__What is required__
Give back a single number, the count of lines containing the word "concours".

Excerpt from a dataset:
** begin **

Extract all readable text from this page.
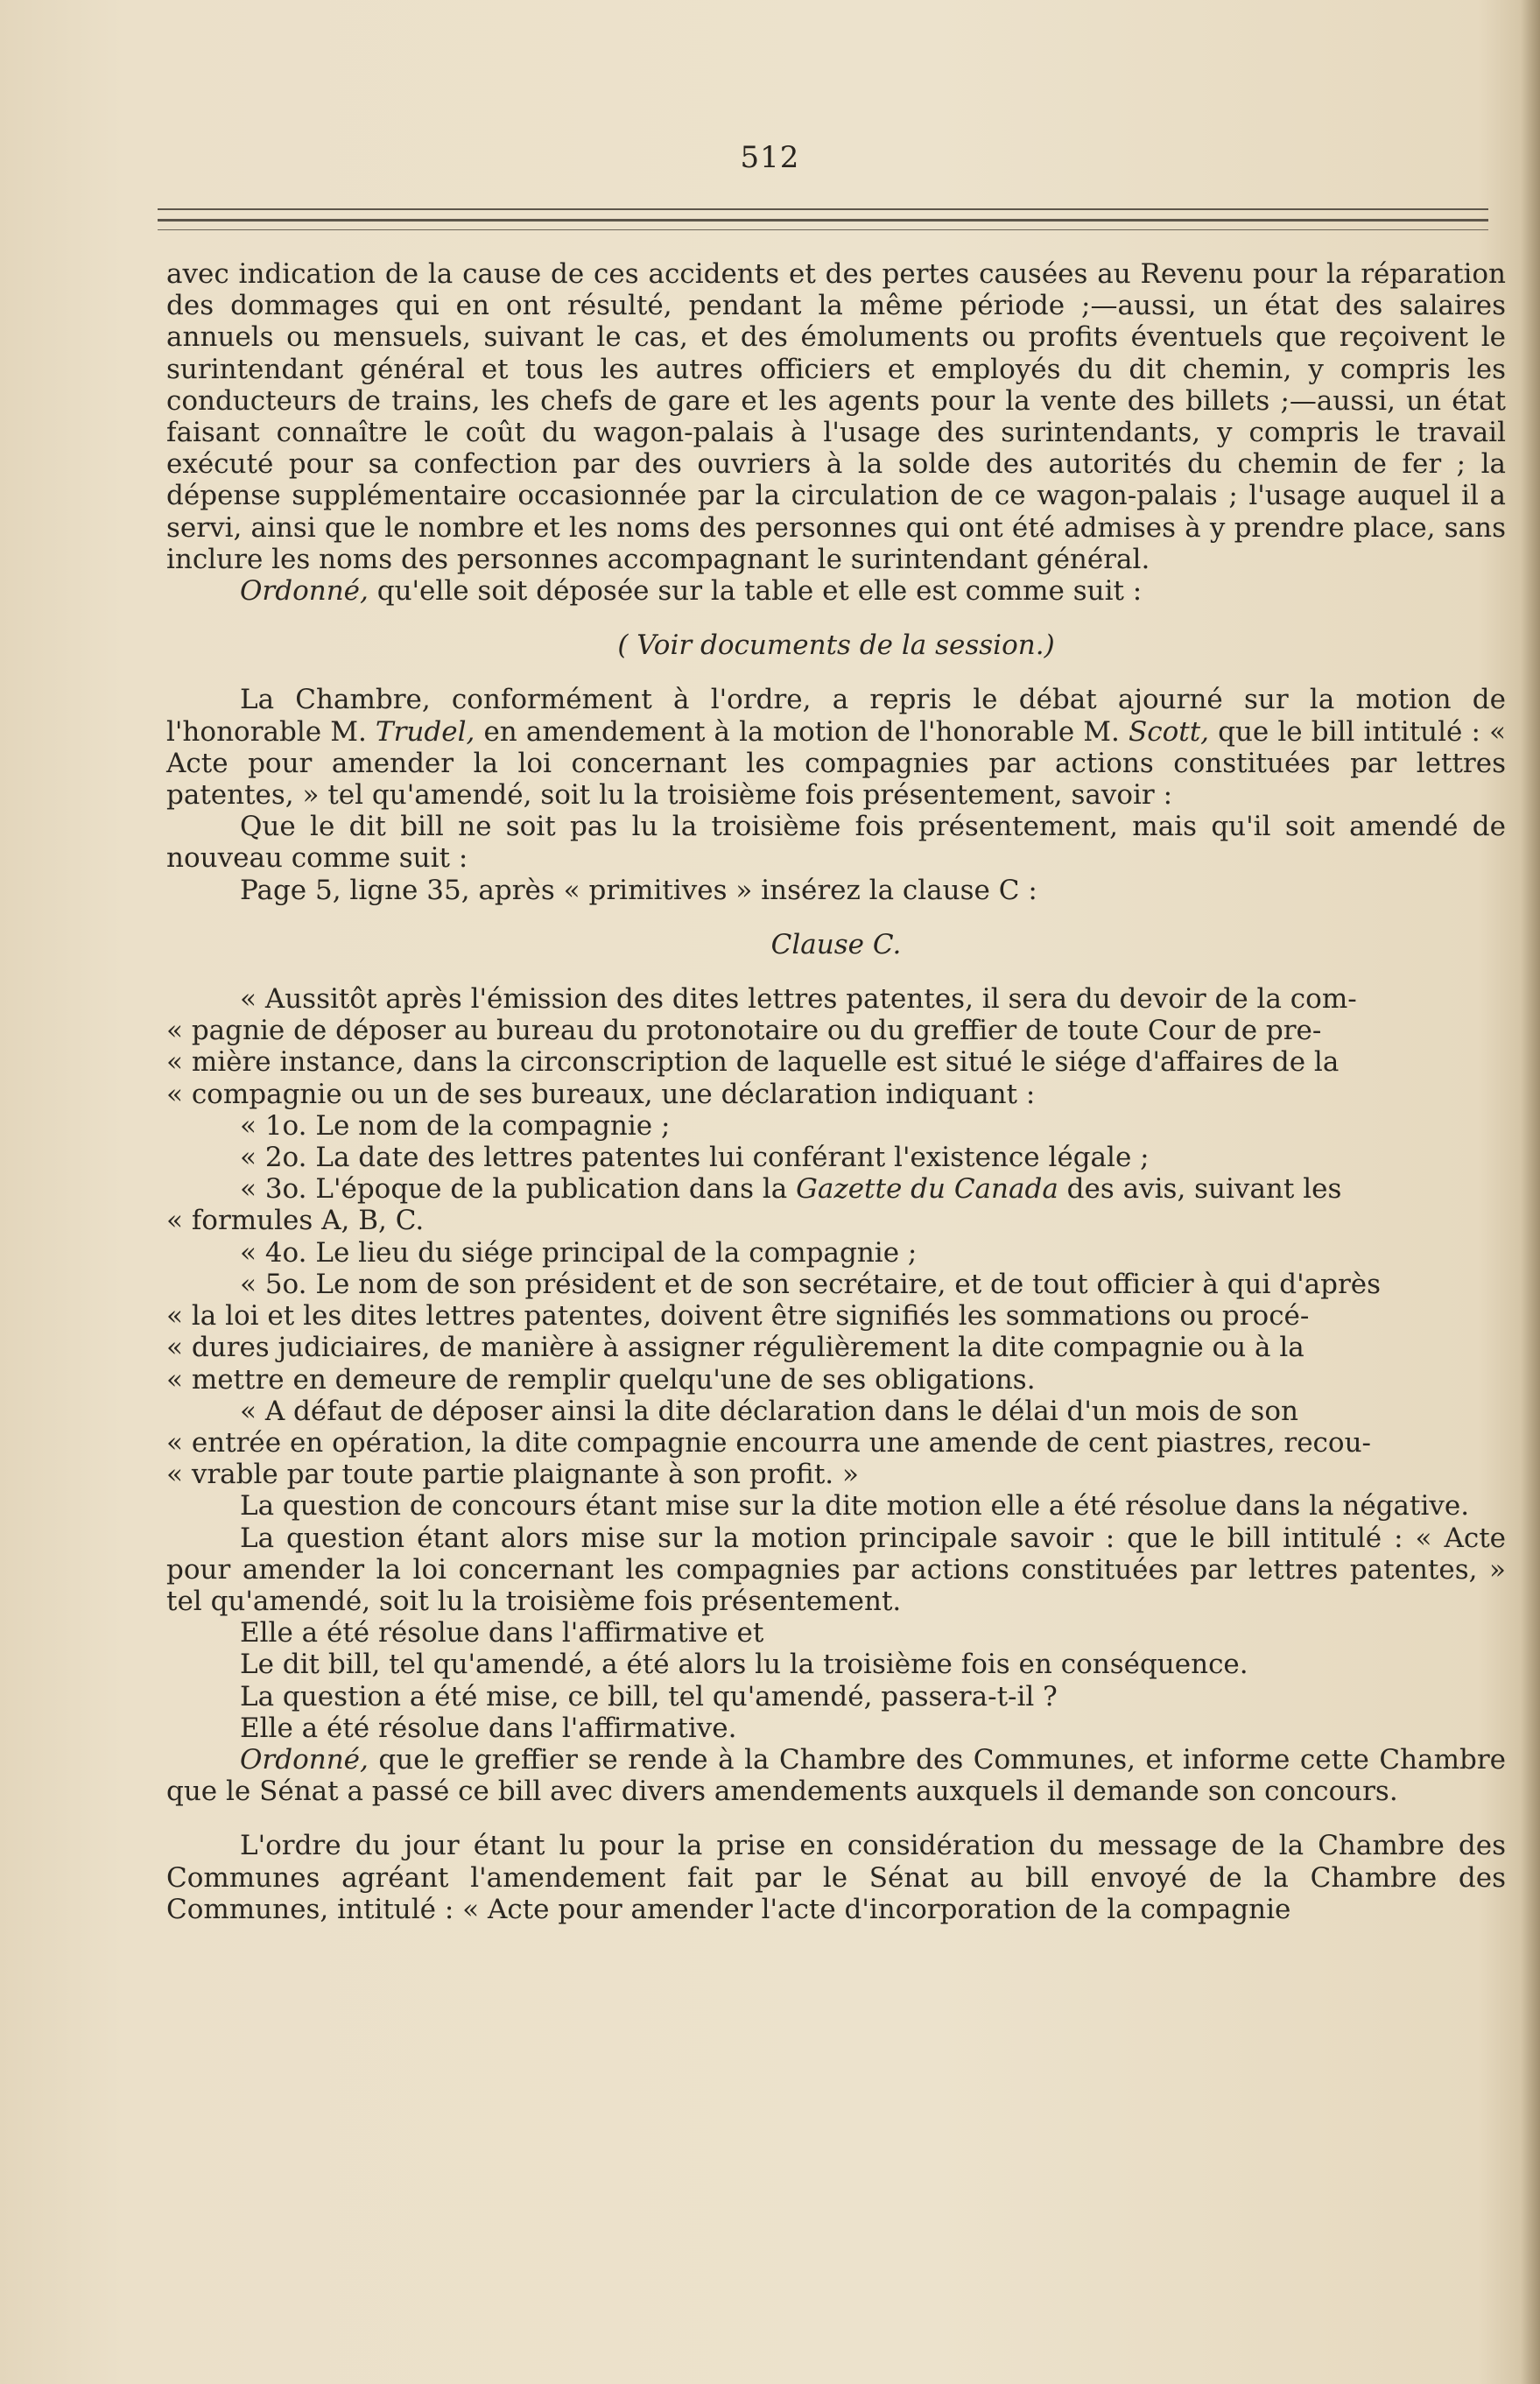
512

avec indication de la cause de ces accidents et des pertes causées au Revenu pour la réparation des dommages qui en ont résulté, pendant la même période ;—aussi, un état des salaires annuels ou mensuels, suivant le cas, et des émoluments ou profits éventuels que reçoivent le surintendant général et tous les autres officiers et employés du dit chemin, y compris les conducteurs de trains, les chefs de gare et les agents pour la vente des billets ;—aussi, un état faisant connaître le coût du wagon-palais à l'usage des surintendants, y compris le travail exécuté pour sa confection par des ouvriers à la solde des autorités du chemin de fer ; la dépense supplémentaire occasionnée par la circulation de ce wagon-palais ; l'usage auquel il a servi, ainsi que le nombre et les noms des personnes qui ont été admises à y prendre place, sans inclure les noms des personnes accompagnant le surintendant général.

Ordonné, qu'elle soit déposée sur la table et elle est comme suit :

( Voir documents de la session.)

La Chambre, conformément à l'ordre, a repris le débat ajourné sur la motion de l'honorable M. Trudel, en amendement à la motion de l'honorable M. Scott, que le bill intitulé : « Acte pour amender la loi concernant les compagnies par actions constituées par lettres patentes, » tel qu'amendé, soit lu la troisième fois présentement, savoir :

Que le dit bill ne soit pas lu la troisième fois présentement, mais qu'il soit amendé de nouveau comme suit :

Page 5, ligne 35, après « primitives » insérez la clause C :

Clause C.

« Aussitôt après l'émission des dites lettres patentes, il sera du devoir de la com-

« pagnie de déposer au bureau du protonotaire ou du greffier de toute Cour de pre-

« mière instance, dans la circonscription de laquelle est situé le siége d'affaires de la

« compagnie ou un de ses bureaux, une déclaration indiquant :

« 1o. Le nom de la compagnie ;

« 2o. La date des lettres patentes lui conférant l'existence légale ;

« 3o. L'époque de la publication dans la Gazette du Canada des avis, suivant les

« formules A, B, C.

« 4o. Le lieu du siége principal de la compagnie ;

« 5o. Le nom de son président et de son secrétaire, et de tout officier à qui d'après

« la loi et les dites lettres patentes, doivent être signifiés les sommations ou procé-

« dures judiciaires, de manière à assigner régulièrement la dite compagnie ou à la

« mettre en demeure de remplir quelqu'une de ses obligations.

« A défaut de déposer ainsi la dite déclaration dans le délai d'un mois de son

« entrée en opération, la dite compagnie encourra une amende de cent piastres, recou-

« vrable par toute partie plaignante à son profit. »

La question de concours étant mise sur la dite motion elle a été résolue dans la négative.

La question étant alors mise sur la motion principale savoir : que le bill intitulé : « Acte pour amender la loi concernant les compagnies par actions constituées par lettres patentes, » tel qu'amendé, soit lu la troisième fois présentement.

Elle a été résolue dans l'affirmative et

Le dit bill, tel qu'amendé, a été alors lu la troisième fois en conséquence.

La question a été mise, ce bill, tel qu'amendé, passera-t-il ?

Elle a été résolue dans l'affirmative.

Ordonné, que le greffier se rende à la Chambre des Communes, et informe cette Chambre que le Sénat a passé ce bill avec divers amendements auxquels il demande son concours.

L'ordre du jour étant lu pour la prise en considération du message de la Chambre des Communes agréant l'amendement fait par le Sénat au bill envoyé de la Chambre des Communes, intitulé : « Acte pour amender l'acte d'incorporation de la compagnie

** end **

__Reply to the task__
2